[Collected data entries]

◇ ◇ ◇ ◇ ◇ ◇ ◇

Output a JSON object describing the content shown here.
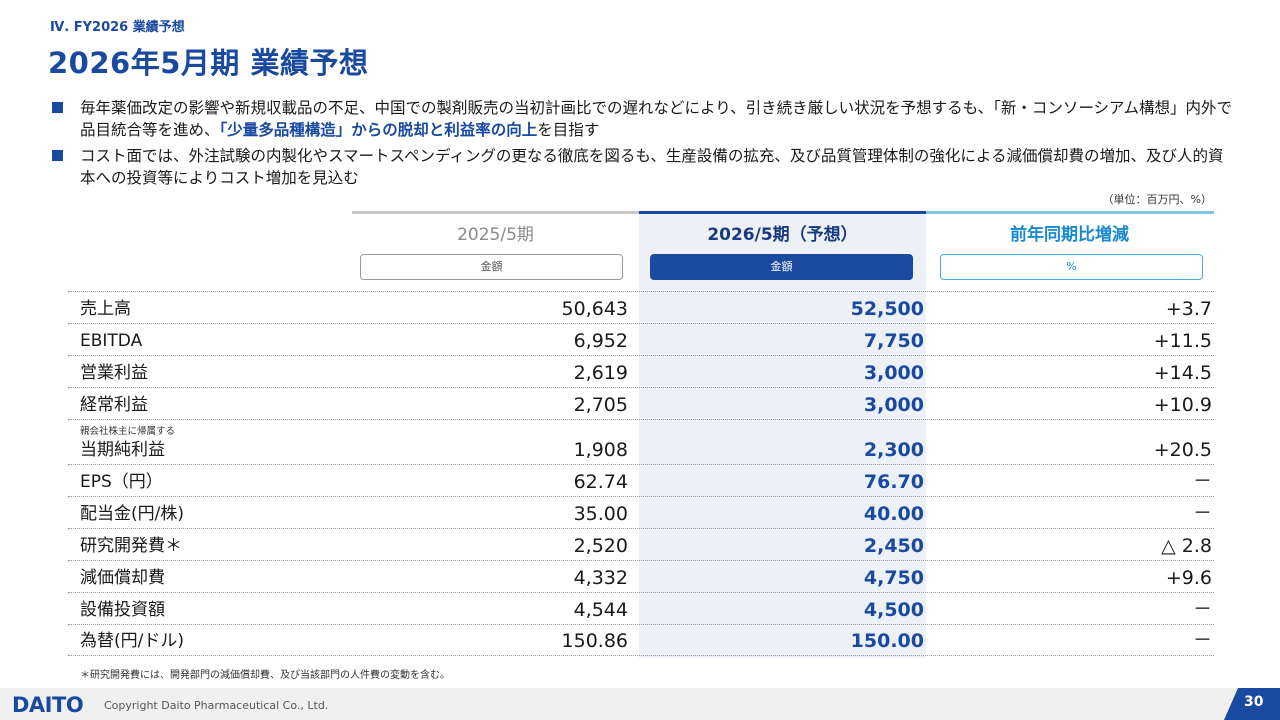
{
  "header": {
    "section_label": "Ⅳ. FY2026 業績予想",
    "title": "2026年5月期 業績予想"
  },
  "bullets": {
    "b1_pre": "毎年薬価改定の影響や新規収載品の不足、中国での製剤販売の当初計画比での遅れなどにより、引き続き厳しい状況を予想するも、「新・コンソーシアム構想」内外で品目統合等を進め、",
    "b1_highlight": "「少量多品種構造」からの脱却と利益率の向上",
    "b1_post": "を目指す",
    "b2": "コスト面では、外注試験の内製化やスマートスペンディングの更なる徹底を図るも、生産設備の拡充、及び品質管理体制の強化による減価償却費の増加、及び人的資本への投資等によりコスト増加を見込む"
  },
  "unit_note": "（単位：百万円、%）",
  "columns": {
    "prev": {
      "header": "2025/5期",
      "pill": "金額"
    },
    "forecast": {
      "header": "2026/5期（予想）",
      "pill": "金額"
    },
    "yoy": {
      "header": "前年同期比増減",
      "pill": "%"
    }
  },
  "rows": [
    {
      "label": "売上高",
      "prev": "50,643",
      "forecast": "52,500",
      "yoy": "+3.7"
    },
    {
      "label": "EBITDA",
      "prev": "6,952",
      "forecast": "7,750",
      "yoy": "+11.5"
    },
    {
      "label": "営業利益",
      "prev": "2,619",
      "forecast": "3,000",
      "yoy": "+14.5"
    },
    {
      "label": "経常利益",
      "prev": "2,705",
      "forecast": "3,000",
      "yoy": "+10.9"
    },
    {
      "sublabel": "親会社株主に帰属する",
      "label": "当期純利益",
      "prev": "1,908",
      "forecast": "2,300",
      "yoy": "+20.5"
    },
    {
      "label": "EPS（円）",
      "prev": "62.74",
      "forecast": "76.70",
      "yoy": "－"
    },
    {
      "label": "配当金(円/株)",
      "prev": "35.00",
      "forecast": "40.00",
      "yoy": "－"
    },
    {
      "label": "研究開発費＊",
      "prev": "2,520",
      "forecast": "2,450",
      "yoy": "△ 2.8"
    },
    {
      "label": "減価償却費",
      "prev": "4,332",
      "forecast": "4,750",
      "yoy": "+9.6"
    },
    {
      "label": "設備投資額",
      "prev": "4,544",
      "forecast": "4,500",
      "yoy": "－"
    },
    {
      "label": "為替(円/ドル)",
      "prev": "150.86",
      "forecast": "150.00",
      "yoy": "－"
    }
  ],
  "footnote": "＊研究開発費には、開発部門の減価償却費、及び当該部門の人件費の変動を含む。",
  "footer": {
    "logo": "DAITO",
    "copyright": "Copyright  Daito Pharmaceutical Co., Ltd.",
    "page_number": "30"
  }
}
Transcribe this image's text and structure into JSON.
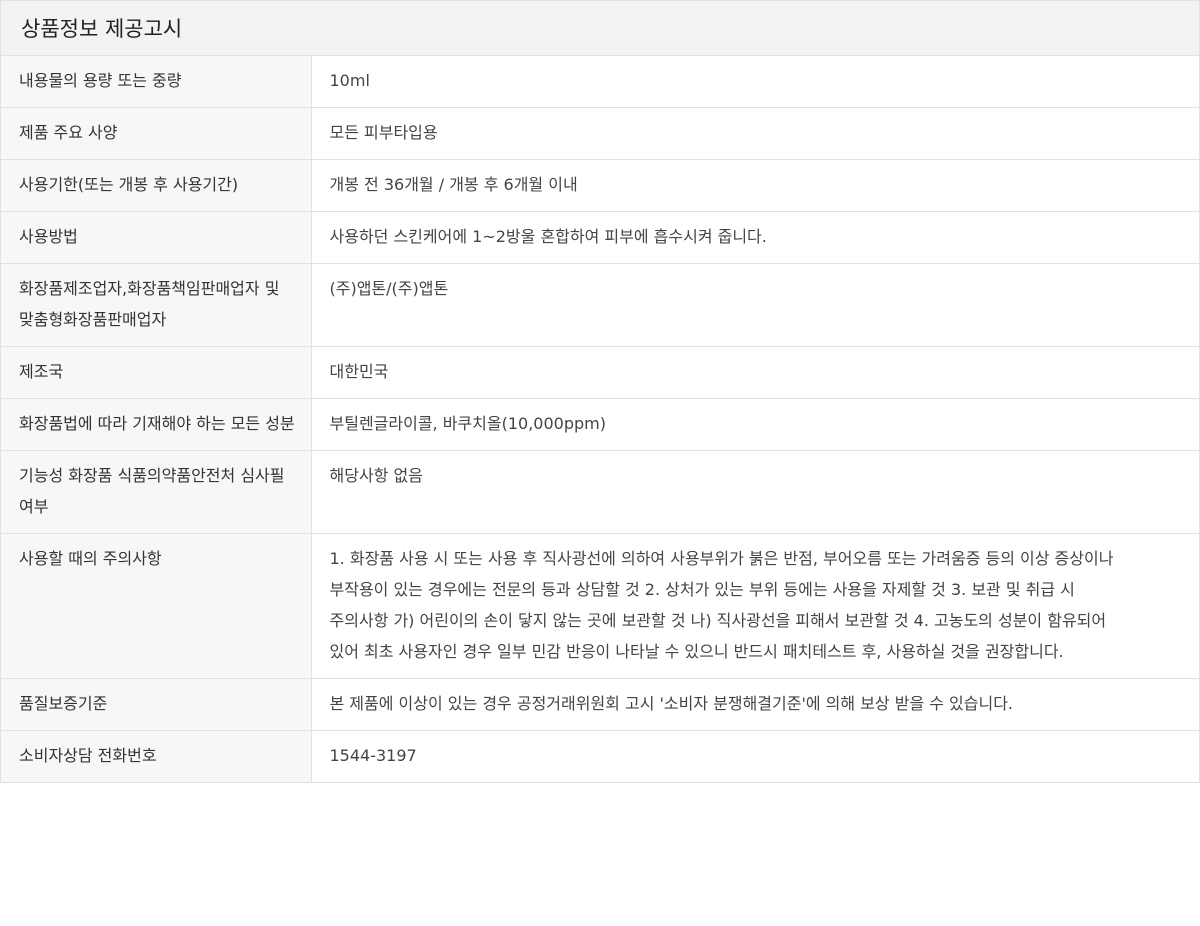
{
  "title": "상품정보 제공고시",
  "rows": [
    {
      "label": "내용물의 용량 또는 중량",
      "value": "10ml"
    },
    {
      "label": "제품 주요 사양",
      "value": "모든 피부타입용"
    },
    {
      "label": "사용기한(또는 개봉 후 사용기간)",
      "value": "개봉 전 36개월 / 개봉 후 6개월 이내"
    },
    {
      "label": "사용방법",
      "value": "사용하던 스킨케어에 1~2방울 혼합하여 피부에 흡수시켜 줍니다."
    },
    {
      "label": "화장품제조업자,화장품책임판매업자 및 맞춤형화장품판매업자",
      "value": "(주)앱톤/(주)앱톤"
    },
    {
      "label": "제조국",
      "value": "대한민국"
    },
    {
      "label": "화장품법에 따라 기재해야 하는 모든 성분",
      "value": "부틸렌글라이콜, 바쿠치올(10,000ppm)"
    },
    {
      "label": "기능성 화장품 식품의약품안전처 심사필 여부",
      "value": "해당사항 없음"
    },
    {
      "label": "사용할 때의 주의사항",
      "value": "1. 화장품 사용 시 또는 사용 후 직사광선에 의하여 사용부위가 붉은 반점, 부어오름 또는 가려움증 등의 이상 증상이나 부작용이 있는 경우에는 전문의 등과 상담할 것 2. 상처가 있는 부위 등에는 사용을 자제할 것 3. 보관 및 취급 시 주의사항 가) 어린이의 손이 닿지 않는 곳에 보관할 것 나) 직사광선을 피해서 보관할 것 4. 고농도의 성분이 함유되어 있어 최초 사용자인 경우 일부 민감 반응이 나타날 수 있으니 반드시 패치테스트 후, 사용하실 것을 권장합니다."
    },
    {
      "label": "품질보증기준",
      "value": "본 제품에 이상이 있는 경우 공정거래위원회 고시 '소비자 분쟁해결기준'에 의해 보상 받을 수 있습니다."
    },
    {
      "label": "소비자상담 전화번호",
      "value": "1544-3197"
    }
  ]
}
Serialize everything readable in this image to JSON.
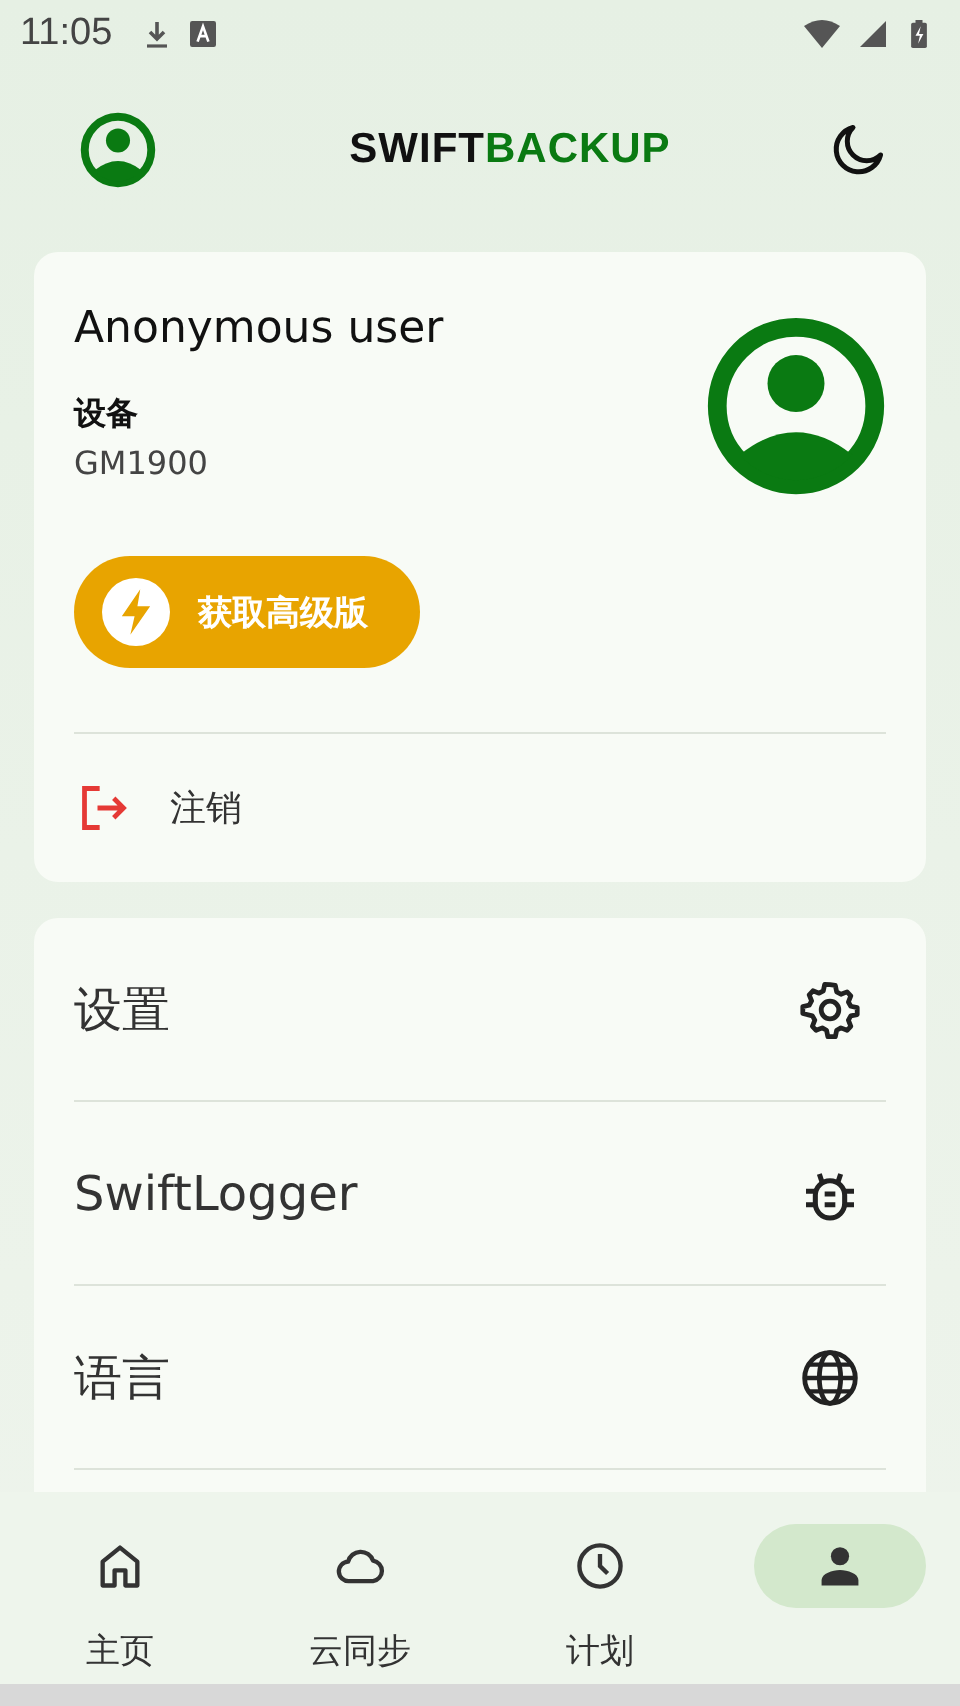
{
  "status_bar": {
    "time": "11:05"
  },
  "header": {
    "title_part_1": "SWIFT",
    "title_part_2": "BACKUP"
  },
  "account_card": {
    "name": "Anonymous user",
    "device_label": "设备",
    "device_value": "GM1900",
    "premium_button": "获取高级版",
    "logout": "注销"
  },
  "menu": [
    {
      "label": "设置",
      "kind": "settings"
    },
    {
      "label": "SwiftLogger",
      "kind": "bug"
    },
    {
      "label": "语言",
      "kind": "language"
    }
  ],
  "nav": [
    {
      "label": "主页",
      "kind": "home",
      "selected": false
    },
    {
      "label": "云同步",
      "kind": "cloud",
      "selected": false
    },
    {
      "label": "计划",
      "kind": "clock",
      "selected": false
    },
    {
      "kind": "person",
      "selected": true
    }
  ]
}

◇ ◇ ◇ ◇ ◇ ◇ ◇

[WRITTEN TASK]: Repeat the records word for word. Any picture in them should be left out.

[RESPONSE FOR THIS EXERCISE]:
Output a JSON object describing the content shown here.
{
  "header": {
    "section_label": "Ⅳ. FY2026 業績予想",
    "title": "2026年5月期 業績予想"
  },
  "bullets": {
    "b1_pre": "毎年薬価改定の影響や新規収載品の不足、中国での製剤販売の当初計画比での遅れなどにより、引き続き厳しい状況を予想するも、「新・コンソーシアム構想」内外で品目統合等を進め、",
    "b1_highlight": "「少量多品種構造」からの脱却と利益率の向上",
    "b1_post": "を目指す",
    "b2": "コスト面では、外注試験の内製化やスマートスペンディングの更なる徹底を図るも、生産設備の拡充、及び品質管理体制の強化による減価償却費の増加、及び人的資本への投資等によりコスト増加を見込む"
  },
  "unit_note": "（単位：百万円、%）",
  "columns": {
    "prev": {
      "header": "2025/5期",
      "pill": "金額"
    },
    "forecast": {
      "header": "2026/5期（予想）",
      "pill": "金額"
    },
    "yoy": {
      "header": "前年同期比増減",
      "pill": "%"
    }
  },
  "rows": [
    {
      "label": "売上高",
      "prev": "50,643",
      "forecast": "52,500",
      "yoy": "+3.7"
    },
    {
      "label": "EBITDA",
      "prev": "6,952",
      "forecast": "7,750",
      "yoy": "+11.5"
    },
    {
      "label": "営業利益",
      "prev": "2,619",
      "forecast": "3,000",
      "yoy": "+14.5"
    },
    {
      "label": "経常利益",
      "prev": "2,705",
      "forecast": "3,000",
      "yoy": "+10.9"
    },
    {
      "sublabel": "親会社株主に帰属する",
      "label": "当期純利益",
      "prev": "1,908",
      "forecast": "2,300",
      "yoy": "+20.5"
    },
    {
      "label": "EPS（円）",
      "prev": "62.74",
      "forecast": "76.70",
      "yoy": "－"
    },
    {
      "label": "配当金(円/株)",
      "prev": "35.00",
      "forecast": "40.00",
      "yoy": "－"
    },
    {
      "label": "研究開発費＊",
      "prev": "2,520",
      "forecast": "2,450",
      "yoy": "△ 2.8"
    },
    {
      "label": "減価償却費",
      "prev": "4,332",
      "forecast": "4,750",
      "yoy": "+9.6"
    },
    {
      "label": "設備投資額",
      "prev": "4,544",
      "forecast": "4,500",
      "yoy": "－"
    },
    {
      "label": "為替(円/ドル)",
      "prev": "150.86",
      "forecast": "150.00",
      "yoy": "－"
    }
  ],
  "footnote": "＊研究開発費には、開発部門の減価償却費、及び当該部門の人件費の変動を含む。",
  "footer": {
    "logo": "DAITO",
    "copyright": "Copyright  Daito Pharmaceutical Co., Ltd.",
    "page_number": "30"
  }
}
Transcribe this image's text and structure into JSON.
{
  "title": "상품정보 제공고시",
  "rows": [
    {
      "label": "내용물의 용량 또는 중량",
      "value": "10ml"
    },
    {
      "label": "제품 주요 사양",
      "value": "모든 피부타입용"
    },
    {
      "label": "사용기한(또는 개봉 후 사용기간)",
      "value": "개봉 전 36개월 / 개봉 후 6개월 이내"
    },
    {
      "label": "사용방법",
      "value": "사용하던 스킨케어에 1~2방울 혼합하여 피부에 흡수시켜 줍니다."
    },
    {
      "label": "화장품제조업자,화장품책임판매업자 및 맞춤형화장품판매업자",
      "value": "(주)앱톤/(주)앱톤"
    },
    {
      "label": "제조국",
      "value": "대한민국"
    },
    {
      "label": "화장품법에 따라 기재해야 하는 모든 성분",
      "value": "부틸렌글라이콜, 바쿠치올(10,000ppm)"
    },
    {
      "label": "기능성 화장품 식품의약품안전처 심사필 여부",
      "value": "해당사항 없음"
    },
    {
      "label": "사용할 때의 주의사항",
      "value": "1. 화장품 사용 시 또는 사용 후 직사광선에 의하여 사용부위가 붉은 반점, 부어오름 또는 가려움증 등의 이상 증상이나 부작용이 있는 경우에는 전문의 등과 상담할 것 2. 상처가 있는 부위 등에는 사용을 자제할 것 3. 보관 및 취급 시 주의사항 가) 어린이의 손이 닿지 않는 곳에 보관할 것 나) 직사광선을 피해서 보관할 것 4. 고농도의 성분이 함유되어 있어 최초 사용자인 경우 일부 민감 반응이 나타날 수 있으니 반드시 패치테스트 후, 사용하실 것을 권장합니다."
    },
    {
      "label": "품질보증기준",
      "value": "본 제품에 이상이 있는 경우 공정거래위원회 고시 '소비자 분쟁해결기준'에 의해 보상 받을 수 있습니다."
    },
    {
      "label": "소비자상담 전화번호",
      "value": "1544-3197"
    }
  ]
}
Serialize everything readable in this image to JSON.
{
  "status_bar": {
    "time": "11:05"
  },
  "header": {
    "title_part_1": "SWIFT",
    "title_part_2": "BACKUP"
  },
  "account_card": {
    "name": "Anonymous user",
    "device_label": "设备",
    "device_value": "GM1900",
    "premium_button": "获取高级版",
    "logout": "注销"
  },
  "menu": [
    {
      "label": "设置",
      "kind": "settings"
    },
    {
      "label": "SwiftLogger",
      "kind": "bug"
    },
    {
      "label": "语言",
      "kind": "language"
    }
  ],
  "nav": [
    {
      "label": "主页",
      "kind": "home",
      "selected": false
    },
    {
      "label": "云同步",
      "kind": "cloud",
      "selected": false
    },
    {
      "label": "计划",
      "kind": "clock",
      "selected": false
    },
    {
      "kind": "person",
      "selected": true
    }
  ]
}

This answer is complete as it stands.